INSTRUCTION
Collect from the data below each line with "color".

LISTING
---

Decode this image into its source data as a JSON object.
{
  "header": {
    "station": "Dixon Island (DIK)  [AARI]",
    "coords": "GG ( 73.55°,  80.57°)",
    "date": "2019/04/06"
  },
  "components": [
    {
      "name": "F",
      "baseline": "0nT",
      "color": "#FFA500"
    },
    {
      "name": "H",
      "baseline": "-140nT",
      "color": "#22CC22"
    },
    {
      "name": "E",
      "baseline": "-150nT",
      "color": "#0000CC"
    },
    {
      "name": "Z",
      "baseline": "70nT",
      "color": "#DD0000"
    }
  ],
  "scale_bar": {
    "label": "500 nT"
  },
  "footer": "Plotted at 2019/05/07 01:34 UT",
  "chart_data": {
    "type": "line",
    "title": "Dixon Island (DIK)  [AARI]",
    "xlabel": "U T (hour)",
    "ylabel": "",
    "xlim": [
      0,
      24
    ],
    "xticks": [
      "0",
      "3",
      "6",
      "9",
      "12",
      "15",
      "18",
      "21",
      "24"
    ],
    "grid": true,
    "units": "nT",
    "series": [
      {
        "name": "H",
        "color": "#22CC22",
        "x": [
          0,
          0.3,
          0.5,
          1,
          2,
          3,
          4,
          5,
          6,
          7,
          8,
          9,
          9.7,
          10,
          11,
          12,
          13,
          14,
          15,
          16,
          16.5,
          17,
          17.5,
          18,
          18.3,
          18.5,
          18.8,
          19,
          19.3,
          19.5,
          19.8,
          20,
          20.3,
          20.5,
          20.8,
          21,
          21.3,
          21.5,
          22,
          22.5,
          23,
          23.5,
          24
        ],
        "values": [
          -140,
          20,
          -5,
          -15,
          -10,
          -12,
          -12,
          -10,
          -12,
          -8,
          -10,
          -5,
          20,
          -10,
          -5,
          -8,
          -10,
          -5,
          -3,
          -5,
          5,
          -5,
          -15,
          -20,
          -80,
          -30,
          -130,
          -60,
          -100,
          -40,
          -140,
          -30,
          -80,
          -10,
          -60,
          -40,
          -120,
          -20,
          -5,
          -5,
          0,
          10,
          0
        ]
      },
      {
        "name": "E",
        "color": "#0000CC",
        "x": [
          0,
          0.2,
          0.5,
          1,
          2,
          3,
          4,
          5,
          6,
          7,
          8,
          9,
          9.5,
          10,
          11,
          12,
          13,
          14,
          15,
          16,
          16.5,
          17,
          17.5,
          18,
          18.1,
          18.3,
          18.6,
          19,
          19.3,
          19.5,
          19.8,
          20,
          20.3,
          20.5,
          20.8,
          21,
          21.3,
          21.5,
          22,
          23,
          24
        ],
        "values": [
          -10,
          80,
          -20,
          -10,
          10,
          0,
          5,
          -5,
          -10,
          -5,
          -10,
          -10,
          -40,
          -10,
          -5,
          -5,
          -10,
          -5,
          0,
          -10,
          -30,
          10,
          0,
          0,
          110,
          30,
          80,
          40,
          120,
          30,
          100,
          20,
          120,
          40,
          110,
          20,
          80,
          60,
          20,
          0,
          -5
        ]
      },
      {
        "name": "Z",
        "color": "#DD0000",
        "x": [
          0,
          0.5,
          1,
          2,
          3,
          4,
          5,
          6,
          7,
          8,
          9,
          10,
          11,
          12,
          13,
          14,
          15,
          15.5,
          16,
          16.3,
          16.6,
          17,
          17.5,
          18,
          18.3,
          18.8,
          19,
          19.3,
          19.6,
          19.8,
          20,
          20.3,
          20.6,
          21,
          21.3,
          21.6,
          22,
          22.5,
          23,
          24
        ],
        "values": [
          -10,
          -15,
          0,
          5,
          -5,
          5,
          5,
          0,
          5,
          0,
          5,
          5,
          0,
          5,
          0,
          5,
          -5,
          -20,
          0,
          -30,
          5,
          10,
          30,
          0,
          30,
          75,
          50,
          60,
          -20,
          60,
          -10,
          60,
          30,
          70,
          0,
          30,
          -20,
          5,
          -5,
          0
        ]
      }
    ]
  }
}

---

COMPLETE ANSWER
      "color": "#FFA500"
      "color": "#22CC22"
      "color": "#0000CC"
      "color": "#DD0000"
        "color": "#22CC22",
        "color": "#0000CC",
        "color": "#DD0000",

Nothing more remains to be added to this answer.